Challenge
Copy out every record below, word for word.

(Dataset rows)
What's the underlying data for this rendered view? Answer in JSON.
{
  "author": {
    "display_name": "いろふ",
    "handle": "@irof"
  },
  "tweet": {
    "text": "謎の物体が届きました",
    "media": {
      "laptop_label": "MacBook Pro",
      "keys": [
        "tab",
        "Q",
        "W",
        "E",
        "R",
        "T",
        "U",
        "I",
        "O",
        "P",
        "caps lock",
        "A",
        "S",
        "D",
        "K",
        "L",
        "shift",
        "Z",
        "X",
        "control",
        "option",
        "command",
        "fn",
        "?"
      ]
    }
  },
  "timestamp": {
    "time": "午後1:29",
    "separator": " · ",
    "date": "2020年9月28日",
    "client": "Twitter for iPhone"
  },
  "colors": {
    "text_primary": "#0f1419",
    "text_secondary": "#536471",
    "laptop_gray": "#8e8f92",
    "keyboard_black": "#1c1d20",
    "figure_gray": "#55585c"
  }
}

Exercise response
What's the underlying data for this rendered view? Answer in JSON.
{
  "author": {
    "display_name": "いろふ",
    "handle": "@irof"
  },
  "tweet": {
    "text": "謎の物体が届きました",
    "media": {
      "laptop_label": "MacBook Pro",
      "keys": [
        "tab",
        "Q",
        "W",
        "E",
        "R",
        "T",
        "U",
        "I",
        "O",
        "P",
        "caps lock",
        "A",
        "S",
        "D",
        "K",
        "L",
        "shift",
        "Z",
        "X",
        "control",
        "option",
        "command",
        "fn",
        "?"
      ]
    }
  },
  "timestamp": {
    "time": "午後1:29",
    "separator": " · ",
    "date": "2020年9月28日",
    "client": "Twitter for iPhone"
  },
  "colors": {
    "text_primary": "#0f1419",
    "text_secondary": "#536471",
    "laptop_gray": "#8e8f92",
    "keyboard_black": "#1c1d20",
    "figure_gray": "#55585c"
  }
}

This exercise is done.